▶ [Your goal]:
Filter these entries, keeping only lines that hold the word "请你谈谈这些案例各自体现出了哪些亮点".

[Stored data entries]
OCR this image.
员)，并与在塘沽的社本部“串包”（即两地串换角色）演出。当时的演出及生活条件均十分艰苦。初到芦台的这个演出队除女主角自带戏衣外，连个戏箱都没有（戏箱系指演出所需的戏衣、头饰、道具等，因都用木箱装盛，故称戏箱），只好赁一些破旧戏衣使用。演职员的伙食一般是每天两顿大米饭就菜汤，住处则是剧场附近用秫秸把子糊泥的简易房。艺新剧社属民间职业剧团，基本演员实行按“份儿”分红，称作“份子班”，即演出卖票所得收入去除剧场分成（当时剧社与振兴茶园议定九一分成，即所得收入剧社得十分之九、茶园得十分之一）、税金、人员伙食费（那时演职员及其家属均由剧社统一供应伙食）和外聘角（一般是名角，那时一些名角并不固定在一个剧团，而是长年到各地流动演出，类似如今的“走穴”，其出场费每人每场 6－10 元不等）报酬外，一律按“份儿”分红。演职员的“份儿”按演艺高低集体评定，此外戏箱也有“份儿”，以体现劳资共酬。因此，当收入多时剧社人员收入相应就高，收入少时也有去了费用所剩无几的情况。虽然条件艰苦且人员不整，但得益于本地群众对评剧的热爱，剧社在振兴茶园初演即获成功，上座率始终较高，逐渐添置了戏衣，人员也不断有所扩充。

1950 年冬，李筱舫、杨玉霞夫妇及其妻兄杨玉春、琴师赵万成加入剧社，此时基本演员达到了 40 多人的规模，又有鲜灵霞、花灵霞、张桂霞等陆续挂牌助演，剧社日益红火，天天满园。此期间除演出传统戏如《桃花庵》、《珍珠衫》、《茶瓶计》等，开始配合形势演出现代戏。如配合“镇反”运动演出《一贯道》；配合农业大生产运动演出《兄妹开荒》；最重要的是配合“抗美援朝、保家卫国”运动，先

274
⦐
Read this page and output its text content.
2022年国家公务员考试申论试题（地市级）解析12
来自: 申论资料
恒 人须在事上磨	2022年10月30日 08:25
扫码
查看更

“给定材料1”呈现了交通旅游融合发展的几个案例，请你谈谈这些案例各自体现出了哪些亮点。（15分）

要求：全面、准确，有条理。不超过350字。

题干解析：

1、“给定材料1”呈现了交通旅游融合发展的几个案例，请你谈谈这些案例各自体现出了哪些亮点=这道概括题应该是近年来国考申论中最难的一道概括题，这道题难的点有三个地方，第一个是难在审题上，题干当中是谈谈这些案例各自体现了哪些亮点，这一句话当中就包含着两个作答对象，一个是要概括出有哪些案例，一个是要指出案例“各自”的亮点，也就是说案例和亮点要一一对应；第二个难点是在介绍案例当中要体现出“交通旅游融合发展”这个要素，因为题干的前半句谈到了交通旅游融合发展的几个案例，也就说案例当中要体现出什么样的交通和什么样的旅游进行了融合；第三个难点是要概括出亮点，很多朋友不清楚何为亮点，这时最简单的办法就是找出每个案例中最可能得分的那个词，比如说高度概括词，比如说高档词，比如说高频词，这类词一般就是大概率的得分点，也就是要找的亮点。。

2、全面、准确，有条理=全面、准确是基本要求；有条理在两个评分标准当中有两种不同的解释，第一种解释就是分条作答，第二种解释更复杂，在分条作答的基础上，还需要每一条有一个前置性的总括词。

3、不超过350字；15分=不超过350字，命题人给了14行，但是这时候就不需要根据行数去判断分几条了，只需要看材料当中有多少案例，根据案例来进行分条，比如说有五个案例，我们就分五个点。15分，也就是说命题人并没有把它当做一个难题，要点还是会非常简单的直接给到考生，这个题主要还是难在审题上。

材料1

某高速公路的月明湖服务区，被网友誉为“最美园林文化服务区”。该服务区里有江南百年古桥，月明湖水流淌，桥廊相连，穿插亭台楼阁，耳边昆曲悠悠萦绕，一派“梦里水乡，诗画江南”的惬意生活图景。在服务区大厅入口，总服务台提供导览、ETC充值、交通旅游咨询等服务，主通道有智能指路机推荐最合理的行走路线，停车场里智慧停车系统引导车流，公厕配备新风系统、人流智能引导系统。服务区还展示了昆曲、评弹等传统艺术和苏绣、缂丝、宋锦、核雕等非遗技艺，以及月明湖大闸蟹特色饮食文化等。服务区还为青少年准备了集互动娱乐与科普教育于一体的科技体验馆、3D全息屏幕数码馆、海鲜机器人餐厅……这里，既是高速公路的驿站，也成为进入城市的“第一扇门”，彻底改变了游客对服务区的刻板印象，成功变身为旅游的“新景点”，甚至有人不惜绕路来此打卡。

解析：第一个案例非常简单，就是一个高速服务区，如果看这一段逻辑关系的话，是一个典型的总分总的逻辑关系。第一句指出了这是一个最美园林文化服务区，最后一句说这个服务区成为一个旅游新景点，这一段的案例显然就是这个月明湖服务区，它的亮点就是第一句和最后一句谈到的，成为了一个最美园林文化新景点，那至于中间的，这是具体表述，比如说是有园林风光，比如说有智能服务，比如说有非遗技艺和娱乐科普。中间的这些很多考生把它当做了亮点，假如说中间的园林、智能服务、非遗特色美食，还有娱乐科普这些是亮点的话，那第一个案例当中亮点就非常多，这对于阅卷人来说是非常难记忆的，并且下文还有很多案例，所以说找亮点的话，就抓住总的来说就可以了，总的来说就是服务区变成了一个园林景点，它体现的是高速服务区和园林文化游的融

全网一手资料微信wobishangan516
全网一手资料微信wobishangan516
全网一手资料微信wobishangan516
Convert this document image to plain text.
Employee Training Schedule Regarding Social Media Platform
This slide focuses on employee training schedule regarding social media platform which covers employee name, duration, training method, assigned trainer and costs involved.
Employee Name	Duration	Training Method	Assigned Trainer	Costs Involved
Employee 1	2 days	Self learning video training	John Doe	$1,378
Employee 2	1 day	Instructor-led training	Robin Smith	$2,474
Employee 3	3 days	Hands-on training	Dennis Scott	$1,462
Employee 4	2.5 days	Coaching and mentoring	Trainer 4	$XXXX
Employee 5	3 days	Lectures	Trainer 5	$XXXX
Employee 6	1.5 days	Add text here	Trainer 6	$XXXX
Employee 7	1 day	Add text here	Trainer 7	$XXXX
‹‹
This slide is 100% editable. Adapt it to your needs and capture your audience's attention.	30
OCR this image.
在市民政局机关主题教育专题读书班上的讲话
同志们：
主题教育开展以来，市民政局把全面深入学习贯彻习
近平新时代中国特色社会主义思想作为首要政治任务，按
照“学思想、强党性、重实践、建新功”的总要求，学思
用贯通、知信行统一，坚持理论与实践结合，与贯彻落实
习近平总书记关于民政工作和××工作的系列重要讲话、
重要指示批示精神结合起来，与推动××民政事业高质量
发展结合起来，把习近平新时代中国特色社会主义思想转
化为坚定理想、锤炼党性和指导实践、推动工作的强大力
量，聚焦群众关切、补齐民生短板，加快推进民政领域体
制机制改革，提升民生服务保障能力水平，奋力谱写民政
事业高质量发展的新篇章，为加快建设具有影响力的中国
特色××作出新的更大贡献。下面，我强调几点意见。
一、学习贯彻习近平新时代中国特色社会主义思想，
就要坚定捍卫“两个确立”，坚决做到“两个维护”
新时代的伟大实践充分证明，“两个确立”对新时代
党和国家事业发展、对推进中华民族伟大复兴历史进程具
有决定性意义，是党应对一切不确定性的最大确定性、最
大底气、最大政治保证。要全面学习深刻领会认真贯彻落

▶ [Task answer]:
“给定材料1”呈现了交通旅游融合发展的几个案例，请你谈谈这些案例各自体现出了哪些亮点。（15分）
1、“给定材料1”呈现了交通旅游融合发展的几个案例，请你谈谈这些案例各自体现出了哪些亮点=这道概括题应该是近年来国考申论中最难的一道概括题，这道题难的点有三个地方，第一个是难在审题上，题干当中是谈谈这些案例各自体现了哪些亮点，这一句话当中就包含着两个作答对象，一个是要概括出有哪些案例，一个是要指出案例“各自”的亮点，也就是说案例和亮点要一一对应；第二个难点是在介绍案例当中要体现出“交通旅游融合发展”这个要素，因为题干的前半句谈到了交通旅游融合发展的几个案例，也就说案例当中要体现出什么样的交通和什么样的旅游进行了融合；第三个难点是要概括出亮点，很多朋友不清楚何为亮点，这时最简单的办法就是找出每个案例中最可能得分的那个词，比如说高度概括词，比如说高档词，比如说高频词，这类词一般就是大概率的得分点，也就是要找的亮点。。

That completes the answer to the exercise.